--- To be done ---
Show all lines from the listing below that contain "datos".

--- Material for this exercise ---
-------------------------

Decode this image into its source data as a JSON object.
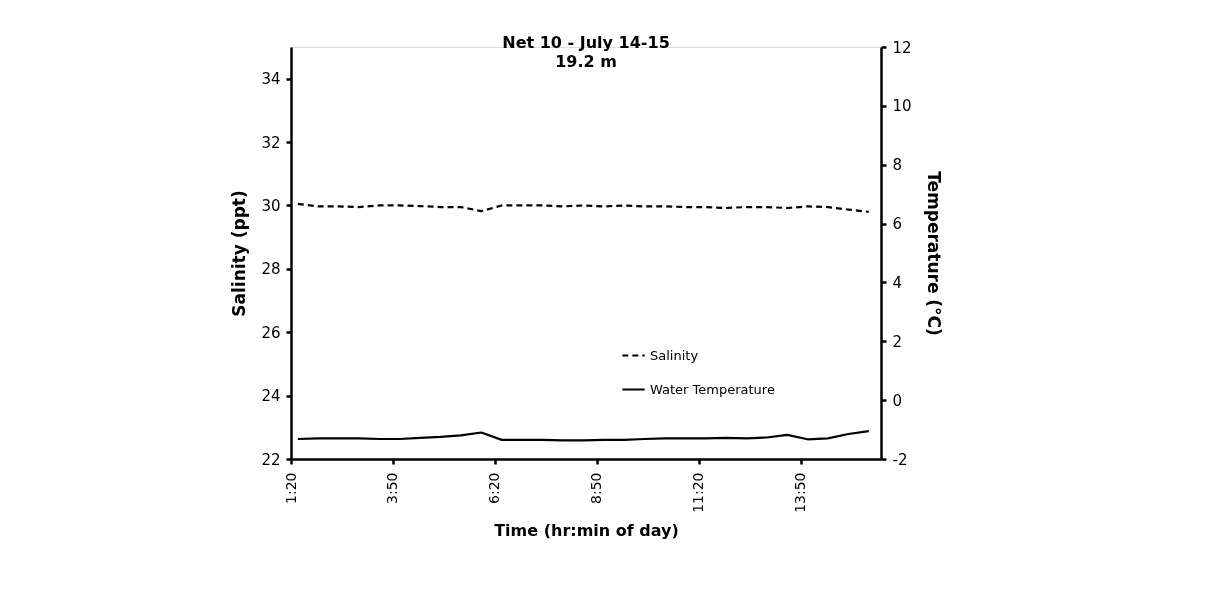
{
  "chart_data": {
    "type": "line",
    "title": "Net 10 - July 14-15",
    "subtitle": "19.2 m",
    "xlabel": "Time (hr:min of day)",
    "ylabel": "Salinity (ppt)",
    "y2label": "Temperature (°C)",
    "x": [
      1.5,
      2,
      2.5,
      3,
      3.5,
      4,
      4.5,
      5,
      5.5,
      6,
      6.5,
      7,
      7.5,
      8,
      8.5,
      9,
      9.5,
      10,
      10.5,
      11,
      11.5,
      12,
      12.5,
      13,
      13.5,
      14,
      14.5,
      15,
      15.5
    ],
    "series": [
      {
        "name": "Salinity",
        "color": "#000000",
        "line_style": "dashed",
        "values": [
          30.05,
          29.97,
          29.97,
          29.95,
          30.0,
          30.0,
          29.98,
          29.95,
          29.95,
          29.82,
          30.0,
          30.0,
          30.0,
          29.97,
          30.0,
          29.97,
          30.0,
          29.97,
          29.97,
          29.95,
          29.95,
          29.92,
          29.95,
          29.95,
          29.92,
          29.97,
          29.95,
          29.87,
          29.8
        ]
      },
      {
        "name": "Water Temperature",
        "color": "#000000",
        "line_style": "solid",
        "axis": "y2",
        "values": [
          -1.32,
          -1.3,
          -1.3,
          -1.3,
          -1.32,
          -1.32,
          -1.28,
          -1.25,
          -1.2,
          -1.1,
          -1.35,
          -1.35,
          -1.35,
          -1.37,
          -1.37,
          -1.35,
          -1.35,
          -1.32,
          -1.3,
          -1.3,
          -1.3,
          -1.28,
          -1.3,
          -1.27,
          -1.18,
          -1.33,
          -1.3,
          -1.15,
          -1.05
        ]
      }
    ],
    "xlim": [
      1.3333,
      15.8
    ],
    "xticks": [
      {
        "value": 1.3333,
        "label": "1:20"
      },
      {
        "value": 3.8333,
        "label": "3:50"
      },
      {
        "value": 6.3333,
        "label": "6:20"
      },
      {
        "value": 8.8333,
        "label": "8:50"
      },
      {
        "value": 11.3333,
        "label": "11:20"
      },
      {
        "value": 13.8333,
        "label": "13:50"
      }
    ],
    "ylim": [
      22,
      35
    ],
    "yticks": [
      22,
      24,
      26,
      28,
      30,
      32,
      34
    ],
    "y2lim": [
      -2,
      12
    ],
    "y2ticks": [
      -2,
      0,
      2,
      4,
      6,
      8,
      10,
      12
    ],
    "grid": false,
    "legend": "bottom right",
    "marker": "none"
  }
}
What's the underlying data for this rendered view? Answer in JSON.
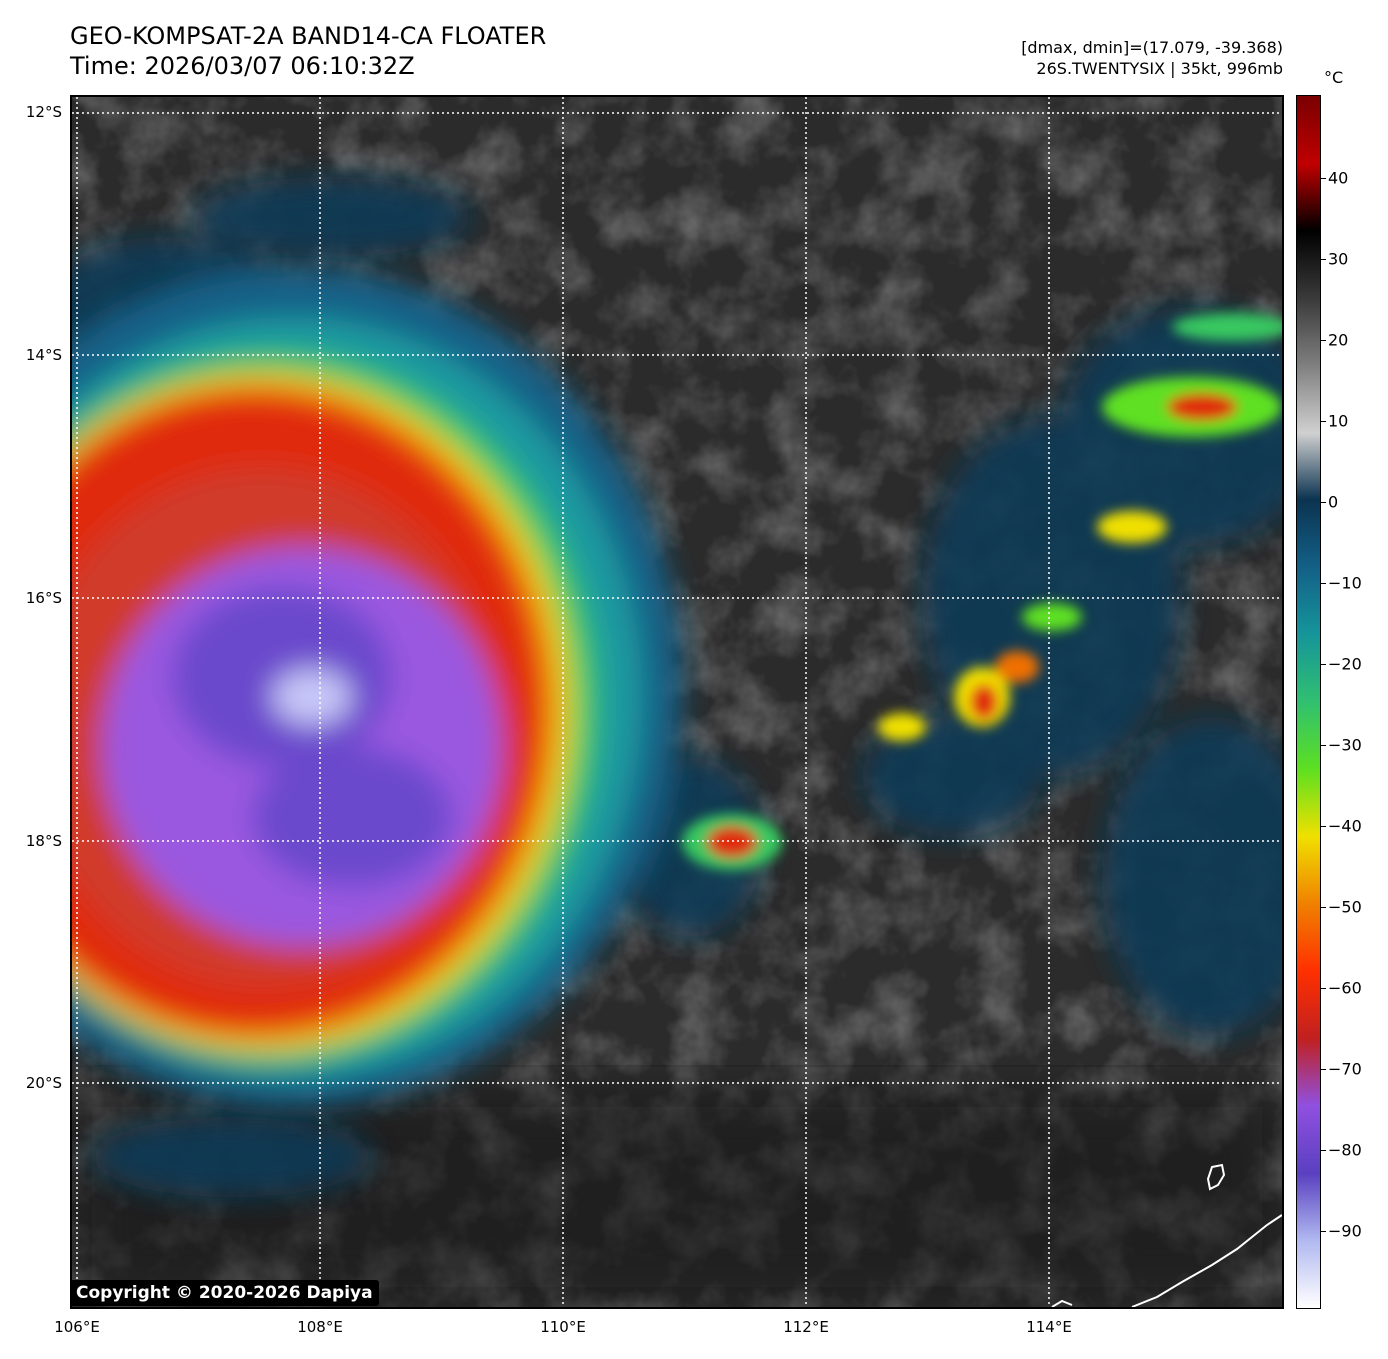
{
  "header": {
    "title_line1": "GEO-KOMPSAT-2A BAND14-CA FLOATER",
    "title_line2": "Time: 2026/03/07 06:10:32Z",
    "info_line1": "[dmax, dmin]=(17.079, -39.368)",
    "info_line2": "26S.TWENTYSIX | 35kt, 996mb"
  },
  "map": {
    "lat_labels": [
      "12°S",
      "14°S",
      "16°S",
      "18°S",
      "20°S"
    ],
    "lon_labels": [
      "106°E",
      "108°E",
      "110°E",
      "112°E",
      "114°E"
    ],
    "copyright": "Copyright © 2020-2026 Dapiya"
  },
  "colorbar": {
    "unit": "°C",
    "ticks": [
      "40",
      "30",
      "20",
      "10",
      "0",
      "−10",
      "−20",
      "−30",
      "−40",
      "−50",
      "−60",
      "−70",
      "−80",
      "−90"
    ],
    "colors": [
      "#7a0000",
      "#c00000",
      "#000000",
      "#3a3a3a",
      "#7f7f7f",
      "#d0d0d0",
      "#0b3350",
      "#136087",
      "#15959a",
      "#30c070",
      "#5ee020",
      "#f0e000",
      "#f08000",
      "#ff3000",
      "#c02020",
      "#9050e0",
      "#5a40c0",
      "#b0b8f0",
      "#ffffff"
    ]
  }
}
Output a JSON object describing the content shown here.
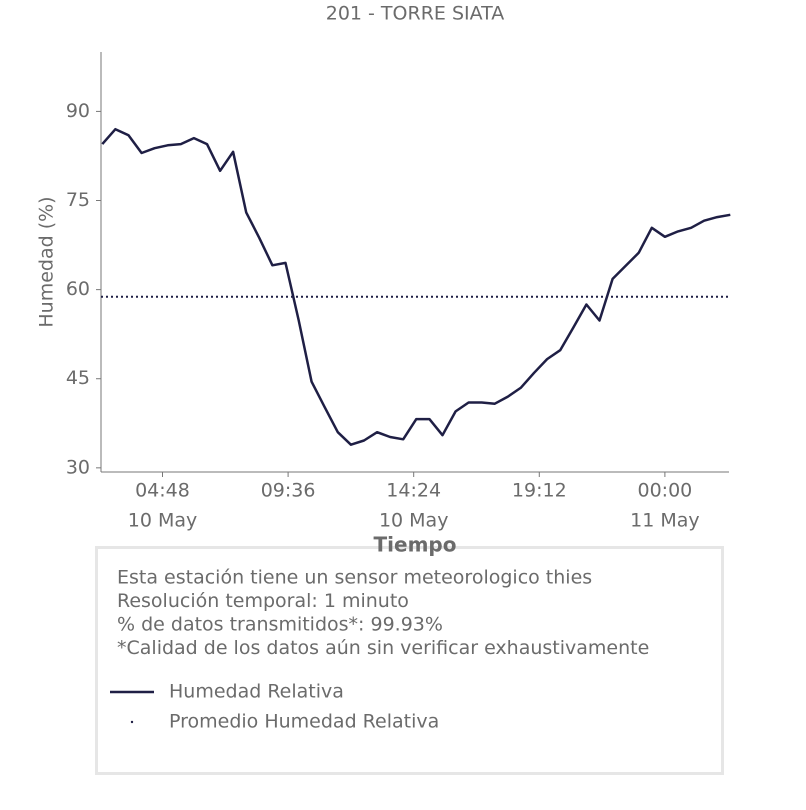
{
  "chart_data": {
    "type": "line",
    "title": "201 - TORRE SIATA",
    "xlabel": "Tiempo",
    "ylabel": "Humedad (%)",
    "xlim": [
      "10 May 02:27",
      "11 May 02:27"
    ],
    "xticks": [
      {
        "value": "10 May 04:48",
        "label": "04:48",
        "date": "10 May"
      },
      {
        "value": "10 May 09:36",
        "label": "09:36"
      },
      {
        "value": "10 May 14:24",
        "label": "14:24",
        "date": "10 May"
      },
      {
        "value": "10 May 19:12",
        "label": "19:12"
      },
      {
        "value": "11 May 00:00",
        "label": "00:00",
        "date": "11 May"
      }
    ],
    "ylim": [
      29.3,
      100
    ],
    "yticks": [
      30,
      45,
      60,
      75,
      90
    ],
    "x": [
      "10 May 02:30",
      "10 May 03:00",
      "10 May 03:30",
      "10 May 04:00",
      "10 May 04:30",
      "10 May 05:00",
      "10 May 05:30",
      "10 May 06:00",
      "10 May 06:30",
      "10 May 07:00",
      "10 May 07:30",
      "10 May 08:00",
      "10 May 08:30",
      "10 May 09:00",
      "10 May 09:30",
      "10 May 10:00",
      "10 May 10:30",
      "10 May 11:00",
      "10 May 11:30",
      "10 May 12:00",
      "10 May 12:30",
      "10 May 13:00",
      "10 May 13:30",
      "10 May 14:00",
      "10 May 14:30",
      "10 May 15:00",
      "10 May 15:30",
      "10 May 16:00",
      "10 May 16:30",
      "10 May 17:00",
      "10 May 17:30",
      "10 May 18:00",
      "10 May 18:30",
      "10 May 19:00",
      "10 May 19:30",
      "10 May 20:00",
      "10 May 20:30",
      "10 May 21:00",
      "10 May 21:30",
      "10 May 22:00",
      "10 May 22:30",
      "10 May 23:00",
      "10 May 23:30",
      "11 May 00:00",
      "11 May 00:30",
      "11 May 01:00",
      "11 May 01:30",
      "11 May 02:00",
      "11 May 02:30"
    ],
    "series": [
      {
        "name": "Humedad Relativa",
        "color": "#1f1f45",
        "values": [
          84.5,
          87,
          86,
          83,
          83.8,
          84.3,
          84.5,
          85.5,
          84.5,
          80,
          83.2,
          73,
          68.7,
          64.1,
          64.5,
          54.9,
          44.5,
          40.2,
          36,
          33.9,
          34.6,
          36,
          35.2,
          34.8,
          38.2,
          38.2,
          35.5,
          39.5,
          41,
          41,
          40.8,
          42,
          43.5,
          46,
          48.3,
          49.8,
          53.6,
          57.5,
          54.8,
          61.8,
          64,
          66.2,
          70.4,
          68.9,
          69.8,
          70.4,
          71.6,
          72.2,
          72.6
        ]
      }
    ],
    "average": {
      "name": "Promedio Humedad Relativa",
      "value": 58.8,
      "color": "#1f1f45"
    },
    "notes": [
      "Esta estación tiene un sensor meteorologico thies",
      "Resolución temporal: 1 minuto",
      "% de datos transmitidos*: 99.93%",
      "*Calidad de los datos aún sin verificar exhaustivamente"
    ]
  }
}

-------------------------

--- Task output ---
      "% de datos transmitidos*: 99.93%",
      "*Calidad de los datos aún sin verificar exhaustivamente"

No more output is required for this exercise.